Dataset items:

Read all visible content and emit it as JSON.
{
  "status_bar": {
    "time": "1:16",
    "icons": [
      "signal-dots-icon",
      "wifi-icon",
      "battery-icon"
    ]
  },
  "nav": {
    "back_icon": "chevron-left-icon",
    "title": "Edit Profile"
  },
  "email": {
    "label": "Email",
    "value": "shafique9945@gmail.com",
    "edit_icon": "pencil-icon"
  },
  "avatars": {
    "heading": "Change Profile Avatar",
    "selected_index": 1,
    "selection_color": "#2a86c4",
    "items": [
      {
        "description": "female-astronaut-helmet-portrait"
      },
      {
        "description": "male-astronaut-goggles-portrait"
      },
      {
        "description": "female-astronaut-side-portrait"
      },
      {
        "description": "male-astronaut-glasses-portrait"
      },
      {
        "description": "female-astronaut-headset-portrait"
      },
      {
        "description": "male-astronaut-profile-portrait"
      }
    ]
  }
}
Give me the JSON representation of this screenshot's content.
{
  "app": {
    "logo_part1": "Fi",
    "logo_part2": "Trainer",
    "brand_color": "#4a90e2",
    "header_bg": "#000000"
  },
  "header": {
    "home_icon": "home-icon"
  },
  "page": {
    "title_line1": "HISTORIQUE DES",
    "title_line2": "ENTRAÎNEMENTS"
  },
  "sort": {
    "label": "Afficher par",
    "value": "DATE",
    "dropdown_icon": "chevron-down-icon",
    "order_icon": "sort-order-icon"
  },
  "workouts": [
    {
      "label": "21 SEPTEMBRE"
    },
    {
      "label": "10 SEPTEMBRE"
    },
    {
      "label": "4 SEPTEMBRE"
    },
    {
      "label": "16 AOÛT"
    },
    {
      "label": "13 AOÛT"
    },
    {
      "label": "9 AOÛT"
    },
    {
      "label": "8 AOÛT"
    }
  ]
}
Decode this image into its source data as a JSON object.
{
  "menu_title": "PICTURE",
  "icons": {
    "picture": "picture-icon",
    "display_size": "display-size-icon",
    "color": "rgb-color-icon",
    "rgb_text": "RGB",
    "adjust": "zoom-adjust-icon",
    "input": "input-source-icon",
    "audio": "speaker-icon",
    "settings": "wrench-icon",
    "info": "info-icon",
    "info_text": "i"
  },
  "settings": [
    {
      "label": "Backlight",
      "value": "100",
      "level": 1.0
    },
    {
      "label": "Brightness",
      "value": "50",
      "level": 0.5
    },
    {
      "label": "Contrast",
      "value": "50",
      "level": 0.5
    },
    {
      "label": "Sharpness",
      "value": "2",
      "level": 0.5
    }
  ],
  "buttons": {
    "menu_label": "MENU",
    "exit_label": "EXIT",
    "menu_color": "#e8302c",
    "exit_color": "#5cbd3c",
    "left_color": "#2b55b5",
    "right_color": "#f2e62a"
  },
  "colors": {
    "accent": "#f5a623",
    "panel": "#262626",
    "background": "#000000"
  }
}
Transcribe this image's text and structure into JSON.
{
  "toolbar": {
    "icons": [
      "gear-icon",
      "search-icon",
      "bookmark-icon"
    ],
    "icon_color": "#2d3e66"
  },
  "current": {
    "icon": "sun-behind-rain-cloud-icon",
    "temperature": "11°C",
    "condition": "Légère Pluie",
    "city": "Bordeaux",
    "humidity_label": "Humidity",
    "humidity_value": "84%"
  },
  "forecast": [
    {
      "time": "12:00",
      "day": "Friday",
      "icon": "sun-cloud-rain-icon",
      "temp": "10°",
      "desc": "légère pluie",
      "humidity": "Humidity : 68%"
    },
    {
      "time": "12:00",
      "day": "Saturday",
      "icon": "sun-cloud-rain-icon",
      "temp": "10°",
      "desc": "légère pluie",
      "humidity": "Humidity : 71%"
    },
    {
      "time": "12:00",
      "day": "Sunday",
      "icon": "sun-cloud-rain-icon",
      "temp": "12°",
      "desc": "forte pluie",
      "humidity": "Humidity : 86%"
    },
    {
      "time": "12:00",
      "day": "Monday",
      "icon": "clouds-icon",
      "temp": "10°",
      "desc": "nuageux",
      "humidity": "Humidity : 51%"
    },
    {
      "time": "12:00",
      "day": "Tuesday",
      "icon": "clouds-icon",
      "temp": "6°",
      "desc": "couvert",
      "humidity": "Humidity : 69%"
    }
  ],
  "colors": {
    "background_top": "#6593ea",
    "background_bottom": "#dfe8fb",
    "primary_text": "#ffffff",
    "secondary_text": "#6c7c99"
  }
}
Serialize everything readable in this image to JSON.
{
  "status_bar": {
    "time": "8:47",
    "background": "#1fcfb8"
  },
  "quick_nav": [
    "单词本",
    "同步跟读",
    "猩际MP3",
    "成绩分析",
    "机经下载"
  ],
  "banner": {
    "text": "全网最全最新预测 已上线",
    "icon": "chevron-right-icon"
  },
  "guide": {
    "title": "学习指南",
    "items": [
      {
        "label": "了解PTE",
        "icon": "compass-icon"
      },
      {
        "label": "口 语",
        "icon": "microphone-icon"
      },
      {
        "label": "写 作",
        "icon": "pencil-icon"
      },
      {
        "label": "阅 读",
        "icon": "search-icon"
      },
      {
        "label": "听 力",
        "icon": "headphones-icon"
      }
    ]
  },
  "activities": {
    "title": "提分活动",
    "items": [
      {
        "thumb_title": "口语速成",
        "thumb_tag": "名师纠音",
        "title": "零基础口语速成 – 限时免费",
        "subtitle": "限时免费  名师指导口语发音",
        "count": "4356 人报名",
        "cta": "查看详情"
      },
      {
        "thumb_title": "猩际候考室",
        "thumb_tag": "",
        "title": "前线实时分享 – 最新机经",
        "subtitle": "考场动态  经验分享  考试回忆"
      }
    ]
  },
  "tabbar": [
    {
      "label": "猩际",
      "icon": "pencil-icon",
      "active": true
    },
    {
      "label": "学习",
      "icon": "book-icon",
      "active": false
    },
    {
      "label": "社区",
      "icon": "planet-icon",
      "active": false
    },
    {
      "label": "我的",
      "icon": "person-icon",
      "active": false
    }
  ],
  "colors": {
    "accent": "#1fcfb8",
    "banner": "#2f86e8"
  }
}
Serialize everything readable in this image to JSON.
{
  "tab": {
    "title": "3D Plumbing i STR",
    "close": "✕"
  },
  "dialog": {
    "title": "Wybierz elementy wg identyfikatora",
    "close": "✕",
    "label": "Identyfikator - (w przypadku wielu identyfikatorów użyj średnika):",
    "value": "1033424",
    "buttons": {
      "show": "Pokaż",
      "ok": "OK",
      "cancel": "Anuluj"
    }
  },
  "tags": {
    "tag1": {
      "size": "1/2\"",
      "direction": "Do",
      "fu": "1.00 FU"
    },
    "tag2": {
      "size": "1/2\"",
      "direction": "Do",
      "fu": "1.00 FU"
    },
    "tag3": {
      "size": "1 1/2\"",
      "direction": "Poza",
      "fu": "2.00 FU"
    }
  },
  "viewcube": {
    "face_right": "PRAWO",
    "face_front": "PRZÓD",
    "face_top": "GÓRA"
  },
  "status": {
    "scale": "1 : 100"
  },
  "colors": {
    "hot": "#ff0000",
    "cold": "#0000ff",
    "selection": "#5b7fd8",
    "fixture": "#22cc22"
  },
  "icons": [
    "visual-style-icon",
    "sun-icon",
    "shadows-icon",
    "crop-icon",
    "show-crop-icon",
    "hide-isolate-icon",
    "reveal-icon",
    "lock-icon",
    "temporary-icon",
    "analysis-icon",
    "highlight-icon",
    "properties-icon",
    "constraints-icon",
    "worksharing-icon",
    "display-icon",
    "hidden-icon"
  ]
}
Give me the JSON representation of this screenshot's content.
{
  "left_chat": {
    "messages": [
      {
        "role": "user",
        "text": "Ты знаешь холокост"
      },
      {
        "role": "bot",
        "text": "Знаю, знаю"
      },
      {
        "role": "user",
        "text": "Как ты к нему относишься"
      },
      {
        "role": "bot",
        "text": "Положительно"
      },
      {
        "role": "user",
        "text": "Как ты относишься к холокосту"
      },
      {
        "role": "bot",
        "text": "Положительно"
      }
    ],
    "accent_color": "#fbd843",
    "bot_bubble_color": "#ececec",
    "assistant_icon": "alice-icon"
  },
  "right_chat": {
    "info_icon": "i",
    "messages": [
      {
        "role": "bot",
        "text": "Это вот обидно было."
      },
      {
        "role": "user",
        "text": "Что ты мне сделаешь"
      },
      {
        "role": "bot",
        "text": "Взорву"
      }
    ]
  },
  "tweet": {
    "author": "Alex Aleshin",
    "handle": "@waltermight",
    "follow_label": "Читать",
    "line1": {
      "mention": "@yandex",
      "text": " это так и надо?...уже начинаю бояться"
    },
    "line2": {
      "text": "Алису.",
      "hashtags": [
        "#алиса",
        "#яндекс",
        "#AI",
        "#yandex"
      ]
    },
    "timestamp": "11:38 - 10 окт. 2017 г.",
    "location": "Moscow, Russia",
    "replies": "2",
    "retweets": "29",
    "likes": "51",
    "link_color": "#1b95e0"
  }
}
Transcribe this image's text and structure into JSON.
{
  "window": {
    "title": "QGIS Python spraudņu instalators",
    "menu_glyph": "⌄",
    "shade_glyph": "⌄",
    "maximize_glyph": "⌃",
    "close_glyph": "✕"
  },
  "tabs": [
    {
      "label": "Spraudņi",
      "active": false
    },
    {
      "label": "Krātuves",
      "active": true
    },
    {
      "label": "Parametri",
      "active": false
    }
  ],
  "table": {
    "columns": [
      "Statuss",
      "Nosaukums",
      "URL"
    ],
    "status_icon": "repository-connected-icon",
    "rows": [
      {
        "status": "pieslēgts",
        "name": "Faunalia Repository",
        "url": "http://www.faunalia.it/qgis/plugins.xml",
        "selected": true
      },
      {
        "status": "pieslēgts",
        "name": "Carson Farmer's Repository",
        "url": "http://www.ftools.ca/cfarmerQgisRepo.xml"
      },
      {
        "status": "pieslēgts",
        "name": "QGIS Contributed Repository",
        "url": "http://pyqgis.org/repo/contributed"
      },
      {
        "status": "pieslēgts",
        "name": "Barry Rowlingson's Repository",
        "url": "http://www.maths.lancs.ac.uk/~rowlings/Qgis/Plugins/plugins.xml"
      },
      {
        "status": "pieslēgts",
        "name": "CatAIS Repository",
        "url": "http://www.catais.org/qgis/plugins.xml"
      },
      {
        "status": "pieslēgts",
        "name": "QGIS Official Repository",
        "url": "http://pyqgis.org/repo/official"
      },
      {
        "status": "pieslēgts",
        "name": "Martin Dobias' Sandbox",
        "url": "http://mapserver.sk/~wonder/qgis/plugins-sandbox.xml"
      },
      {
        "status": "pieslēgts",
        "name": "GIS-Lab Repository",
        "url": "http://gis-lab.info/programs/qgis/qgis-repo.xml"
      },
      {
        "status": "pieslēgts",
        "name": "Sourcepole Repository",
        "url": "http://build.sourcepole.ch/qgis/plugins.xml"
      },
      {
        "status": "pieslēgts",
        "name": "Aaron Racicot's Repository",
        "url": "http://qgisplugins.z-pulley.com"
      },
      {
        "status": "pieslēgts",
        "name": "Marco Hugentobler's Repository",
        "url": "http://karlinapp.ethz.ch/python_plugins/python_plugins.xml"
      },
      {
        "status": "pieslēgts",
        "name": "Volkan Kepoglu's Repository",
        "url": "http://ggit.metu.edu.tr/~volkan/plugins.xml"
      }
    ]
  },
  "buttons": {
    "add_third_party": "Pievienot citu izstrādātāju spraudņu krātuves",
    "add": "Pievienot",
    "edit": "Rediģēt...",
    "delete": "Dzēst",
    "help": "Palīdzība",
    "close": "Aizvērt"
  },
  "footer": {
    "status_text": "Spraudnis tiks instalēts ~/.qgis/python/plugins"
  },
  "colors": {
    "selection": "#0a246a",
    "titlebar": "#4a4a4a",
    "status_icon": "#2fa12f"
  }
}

### What is being asked
Go through the entries above and copy every line containing "size".

### Task solution
    "display_size": "display-size-icon",
      "size": "1/2\"",
      "size": "1/2\"",
      "size": "1 1/2\"",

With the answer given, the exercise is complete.